__TASK DETAILS__
Copy out the lines that have "中外合作办学" in them.

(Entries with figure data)
◇ ◇ ◇ ◇ ◇ ◇ ◇

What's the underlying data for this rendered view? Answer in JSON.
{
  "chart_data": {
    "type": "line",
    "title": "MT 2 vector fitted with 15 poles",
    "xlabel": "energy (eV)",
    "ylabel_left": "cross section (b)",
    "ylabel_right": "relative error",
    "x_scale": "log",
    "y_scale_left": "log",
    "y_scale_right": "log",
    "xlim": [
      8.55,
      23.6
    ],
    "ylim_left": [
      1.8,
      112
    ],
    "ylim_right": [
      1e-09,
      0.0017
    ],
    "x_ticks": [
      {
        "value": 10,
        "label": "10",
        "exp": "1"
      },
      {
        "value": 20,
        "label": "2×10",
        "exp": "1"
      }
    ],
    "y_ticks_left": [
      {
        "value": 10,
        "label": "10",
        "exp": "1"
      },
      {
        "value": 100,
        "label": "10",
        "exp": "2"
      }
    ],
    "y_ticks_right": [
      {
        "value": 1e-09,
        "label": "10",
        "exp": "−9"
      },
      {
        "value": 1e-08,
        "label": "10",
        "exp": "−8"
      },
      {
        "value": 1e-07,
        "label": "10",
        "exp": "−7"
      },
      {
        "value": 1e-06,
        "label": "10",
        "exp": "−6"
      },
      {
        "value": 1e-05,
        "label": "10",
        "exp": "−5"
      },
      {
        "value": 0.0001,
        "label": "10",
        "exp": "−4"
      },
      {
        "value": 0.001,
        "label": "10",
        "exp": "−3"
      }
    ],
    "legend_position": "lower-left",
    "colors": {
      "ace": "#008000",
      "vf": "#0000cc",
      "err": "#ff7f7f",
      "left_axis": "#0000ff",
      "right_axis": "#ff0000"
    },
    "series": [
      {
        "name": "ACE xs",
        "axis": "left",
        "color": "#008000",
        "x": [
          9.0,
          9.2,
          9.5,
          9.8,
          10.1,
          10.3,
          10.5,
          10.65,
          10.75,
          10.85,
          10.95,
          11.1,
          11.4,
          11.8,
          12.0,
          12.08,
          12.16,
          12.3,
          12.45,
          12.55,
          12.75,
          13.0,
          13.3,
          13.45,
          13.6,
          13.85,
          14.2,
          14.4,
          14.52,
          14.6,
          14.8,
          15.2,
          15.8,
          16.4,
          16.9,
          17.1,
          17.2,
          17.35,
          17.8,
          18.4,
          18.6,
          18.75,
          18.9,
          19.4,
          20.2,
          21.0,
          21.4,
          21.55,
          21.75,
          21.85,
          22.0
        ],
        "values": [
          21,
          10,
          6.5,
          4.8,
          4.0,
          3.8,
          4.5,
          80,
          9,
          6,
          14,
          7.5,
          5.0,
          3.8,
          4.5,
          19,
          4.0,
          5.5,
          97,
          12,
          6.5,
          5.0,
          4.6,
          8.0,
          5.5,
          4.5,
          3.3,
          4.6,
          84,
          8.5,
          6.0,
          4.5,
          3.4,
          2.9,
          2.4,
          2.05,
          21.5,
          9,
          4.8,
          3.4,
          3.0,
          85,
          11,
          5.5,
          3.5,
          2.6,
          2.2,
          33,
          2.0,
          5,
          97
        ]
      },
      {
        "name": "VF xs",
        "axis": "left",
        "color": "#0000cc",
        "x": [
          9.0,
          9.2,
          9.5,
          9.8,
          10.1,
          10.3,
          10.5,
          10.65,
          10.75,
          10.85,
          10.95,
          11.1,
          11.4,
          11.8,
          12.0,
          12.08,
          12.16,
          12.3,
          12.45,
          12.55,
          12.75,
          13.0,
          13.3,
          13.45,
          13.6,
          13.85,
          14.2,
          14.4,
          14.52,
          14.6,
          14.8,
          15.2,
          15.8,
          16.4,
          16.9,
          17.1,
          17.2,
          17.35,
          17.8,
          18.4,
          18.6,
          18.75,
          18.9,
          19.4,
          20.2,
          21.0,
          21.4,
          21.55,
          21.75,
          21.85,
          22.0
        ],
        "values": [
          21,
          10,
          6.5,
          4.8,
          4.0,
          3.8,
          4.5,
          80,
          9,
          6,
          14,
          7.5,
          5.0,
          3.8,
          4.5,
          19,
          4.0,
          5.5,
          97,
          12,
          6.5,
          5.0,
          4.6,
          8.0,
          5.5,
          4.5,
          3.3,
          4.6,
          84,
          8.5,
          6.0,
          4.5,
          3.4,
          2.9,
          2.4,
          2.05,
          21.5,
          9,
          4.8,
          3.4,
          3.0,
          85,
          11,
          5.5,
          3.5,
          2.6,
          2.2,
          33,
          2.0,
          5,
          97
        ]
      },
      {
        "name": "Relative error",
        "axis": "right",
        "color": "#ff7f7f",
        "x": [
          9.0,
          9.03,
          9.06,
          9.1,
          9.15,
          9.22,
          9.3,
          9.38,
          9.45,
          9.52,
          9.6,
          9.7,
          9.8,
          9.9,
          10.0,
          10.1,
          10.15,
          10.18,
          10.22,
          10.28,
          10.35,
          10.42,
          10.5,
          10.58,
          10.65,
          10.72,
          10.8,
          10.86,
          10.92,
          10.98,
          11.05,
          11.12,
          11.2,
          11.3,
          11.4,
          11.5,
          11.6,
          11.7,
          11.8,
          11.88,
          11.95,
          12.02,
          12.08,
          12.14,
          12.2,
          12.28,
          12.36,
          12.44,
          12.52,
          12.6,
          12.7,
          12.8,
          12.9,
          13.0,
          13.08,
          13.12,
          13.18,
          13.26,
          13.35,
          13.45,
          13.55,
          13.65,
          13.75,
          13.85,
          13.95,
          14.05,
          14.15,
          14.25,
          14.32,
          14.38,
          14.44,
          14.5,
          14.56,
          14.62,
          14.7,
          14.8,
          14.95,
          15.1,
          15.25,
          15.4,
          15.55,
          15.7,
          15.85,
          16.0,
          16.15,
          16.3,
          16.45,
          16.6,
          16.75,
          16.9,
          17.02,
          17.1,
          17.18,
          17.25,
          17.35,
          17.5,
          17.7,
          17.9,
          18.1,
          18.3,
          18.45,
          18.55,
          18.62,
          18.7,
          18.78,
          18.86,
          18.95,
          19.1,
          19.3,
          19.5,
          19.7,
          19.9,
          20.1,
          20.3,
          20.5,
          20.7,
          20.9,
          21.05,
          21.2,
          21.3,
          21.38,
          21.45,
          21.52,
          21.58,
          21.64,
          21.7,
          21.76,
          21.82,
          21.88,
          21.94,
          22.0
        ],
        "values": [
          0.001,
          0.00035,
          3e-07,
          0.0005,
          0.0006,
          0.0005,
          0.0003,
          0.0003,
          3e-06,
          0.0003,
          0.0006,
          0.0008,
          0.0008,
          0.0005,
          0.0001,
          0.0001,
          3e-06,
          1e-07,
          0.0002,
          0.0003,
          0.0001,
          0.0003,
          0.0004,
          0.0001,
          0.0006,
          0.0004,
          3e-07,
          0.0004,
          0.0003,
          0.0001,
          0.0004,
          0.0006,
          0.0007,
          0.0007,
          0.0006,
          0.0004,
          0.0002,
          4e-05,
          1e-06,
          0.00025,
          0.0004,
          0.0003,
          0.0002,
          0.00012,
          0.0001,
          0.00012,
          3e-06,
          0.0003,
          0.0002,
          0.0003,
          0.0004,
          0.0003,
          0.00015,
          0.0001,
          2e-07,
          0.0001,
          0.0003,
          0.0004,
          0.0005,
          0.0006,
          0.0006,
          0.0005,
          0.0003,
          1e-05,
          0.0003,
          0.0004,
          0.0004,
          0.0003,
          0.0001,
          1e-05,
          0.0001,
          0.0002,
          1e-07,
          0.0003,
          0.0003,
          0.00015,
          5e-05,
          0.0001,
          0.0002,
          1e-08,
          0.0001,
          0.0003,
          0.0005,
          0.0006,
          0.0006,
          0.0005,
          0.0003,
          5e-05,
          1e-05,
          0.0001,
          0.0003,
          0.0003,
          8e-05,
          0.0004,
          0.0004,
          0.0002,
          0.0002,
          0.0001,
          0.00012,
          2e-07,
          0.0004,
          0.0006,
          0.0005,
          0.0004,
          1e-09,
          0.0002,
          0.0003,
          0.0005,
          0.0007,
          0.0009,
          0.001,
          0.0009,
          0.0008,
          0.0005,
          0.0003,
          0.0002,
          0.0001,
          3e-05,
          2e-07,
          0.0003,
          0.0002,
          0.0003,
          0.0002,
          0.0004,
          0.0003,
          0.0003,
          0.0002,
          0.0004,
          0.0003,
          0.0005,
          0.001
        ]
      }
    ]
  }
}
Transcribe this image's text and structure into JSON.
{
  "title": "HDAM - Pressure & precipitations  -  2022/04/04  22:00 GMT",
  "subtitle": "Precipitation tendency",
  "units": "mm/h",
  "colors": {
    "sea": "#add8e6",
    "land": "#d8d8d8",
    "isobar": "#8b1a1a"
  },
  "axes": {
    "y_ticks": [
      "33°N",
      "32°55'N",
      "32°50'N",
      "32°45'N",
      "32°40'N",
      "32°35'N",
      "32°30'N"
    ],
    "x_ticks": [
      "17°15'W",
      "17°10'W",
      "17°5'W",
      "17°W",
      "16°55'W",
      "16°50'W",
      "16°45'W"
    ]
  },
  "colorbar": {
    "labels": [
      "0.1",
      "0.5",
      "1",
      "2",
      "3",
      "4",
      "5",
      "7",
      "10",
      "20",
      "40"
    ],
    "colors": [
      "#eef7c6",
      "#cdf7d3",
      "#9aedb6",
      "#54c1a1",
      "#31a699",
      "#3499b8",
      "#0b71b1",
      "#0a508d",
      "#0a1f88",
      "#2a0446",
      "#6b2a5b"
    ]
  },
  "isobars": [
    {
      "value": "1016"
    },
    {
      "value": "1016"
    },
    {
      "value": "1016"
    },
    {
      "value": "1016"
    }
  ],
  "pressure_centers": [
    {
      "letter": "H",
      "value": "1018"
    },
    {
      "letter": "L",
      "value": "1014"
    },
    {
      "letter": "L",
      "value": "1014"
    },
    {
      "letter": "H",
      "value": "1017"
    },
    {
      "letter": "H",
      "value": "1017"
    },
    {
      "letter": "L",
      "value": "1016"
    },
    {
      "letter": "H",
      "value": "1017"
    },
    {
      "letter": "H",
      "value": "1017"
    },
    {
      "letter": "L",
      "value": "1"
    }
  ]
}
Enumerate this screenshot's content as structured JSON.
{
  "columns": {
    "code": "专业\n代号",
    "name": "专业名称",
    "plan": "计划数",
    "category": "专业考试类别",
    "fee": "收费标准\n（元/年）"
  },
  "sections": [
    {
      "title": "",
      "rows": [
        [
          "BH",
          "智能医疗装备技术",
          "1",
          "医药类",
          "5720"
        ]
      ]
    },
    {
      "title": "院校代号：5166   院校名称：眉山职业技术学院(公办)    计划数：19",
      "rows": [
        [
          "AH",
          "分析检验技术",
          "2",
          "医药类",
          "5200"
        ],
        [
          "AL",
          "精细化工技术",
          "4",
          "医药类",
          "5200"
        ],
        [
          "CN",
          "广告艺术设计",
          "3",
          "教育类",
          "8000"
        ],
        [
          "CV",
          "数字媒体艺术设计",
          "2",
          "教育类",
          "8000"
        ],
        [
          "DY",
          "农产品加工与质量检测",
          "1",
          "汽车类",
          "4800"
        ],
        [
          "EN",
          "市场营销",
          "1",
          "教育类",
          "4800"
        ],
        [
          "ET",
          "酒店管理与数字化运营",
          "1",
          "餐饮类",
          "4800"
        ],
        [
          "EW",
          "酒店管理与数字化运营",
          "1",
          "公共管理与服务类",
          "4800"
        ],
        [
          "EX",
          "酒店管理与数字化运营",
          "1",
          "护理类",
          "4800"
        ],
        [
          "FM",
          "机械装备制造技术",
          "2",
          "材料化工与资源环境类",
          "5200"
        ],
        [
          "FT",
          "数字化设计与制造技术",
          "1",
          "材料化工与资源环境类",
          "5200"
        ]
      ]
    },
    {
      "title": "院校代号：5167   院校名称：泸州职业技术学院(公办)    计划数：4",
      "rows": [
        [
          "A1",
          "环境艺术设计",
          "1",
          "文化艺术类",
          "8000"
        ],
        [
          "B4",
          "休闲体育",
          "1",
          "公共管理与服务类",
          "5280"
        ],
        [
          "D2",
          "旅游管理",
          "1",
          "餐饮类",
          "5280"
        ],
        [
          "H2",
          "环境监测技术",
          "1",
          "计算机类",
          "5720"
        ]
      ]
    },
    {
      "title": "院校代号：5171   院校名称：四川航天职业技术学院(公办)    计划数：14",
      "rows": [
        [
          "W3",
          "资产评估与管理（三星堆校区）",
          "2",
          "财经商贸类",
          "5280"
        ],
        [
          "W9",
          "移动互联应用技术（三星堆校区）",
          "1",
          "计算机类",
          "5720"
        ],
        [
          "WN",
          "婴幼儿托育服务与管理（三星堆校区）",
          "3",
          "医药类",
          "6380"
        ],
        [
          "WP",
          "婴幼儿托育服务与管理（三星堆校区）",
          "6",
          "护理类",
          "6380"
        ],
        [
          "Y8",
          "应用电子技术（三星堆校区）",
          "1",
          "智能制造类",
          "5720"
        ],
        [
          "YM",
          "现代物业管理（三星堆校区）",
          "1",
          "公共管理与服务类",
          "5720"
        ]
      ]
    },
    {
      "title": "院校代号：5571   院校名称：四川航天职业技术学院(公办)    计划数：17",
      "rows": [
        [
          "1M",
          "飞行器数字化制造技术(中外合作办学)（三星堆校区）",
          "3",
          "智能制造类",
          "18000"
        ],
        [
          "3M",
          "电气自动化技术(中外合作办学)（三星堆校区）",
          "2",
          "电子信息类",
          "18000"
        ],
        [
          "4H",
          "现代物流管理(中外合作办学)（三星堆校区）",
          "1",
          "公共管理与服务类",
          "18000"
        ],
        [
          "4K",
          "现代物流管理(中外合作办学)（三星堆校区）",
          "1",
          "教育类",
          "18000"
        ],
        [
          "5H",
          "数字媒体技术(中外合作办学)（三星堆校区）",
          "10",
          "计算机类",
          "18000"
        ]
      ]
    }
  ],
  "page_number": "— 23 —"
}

◇ ◇ ◇ ◇ ◇ ◇ ◇

__TASK SOLUTION__
          "飞行器数字化制造技术(中外合作办学)（三星堆校区）",
          "电气自动化技术(中外合作办学)（三星堆校区）",
          "现代物流管理(中外合作办学)（三星堆校区）",
          "现代物流管理(中外合作办学)（三星堆校区）",
          "数字媒体技术(中外合作办学)（三星堆校区）",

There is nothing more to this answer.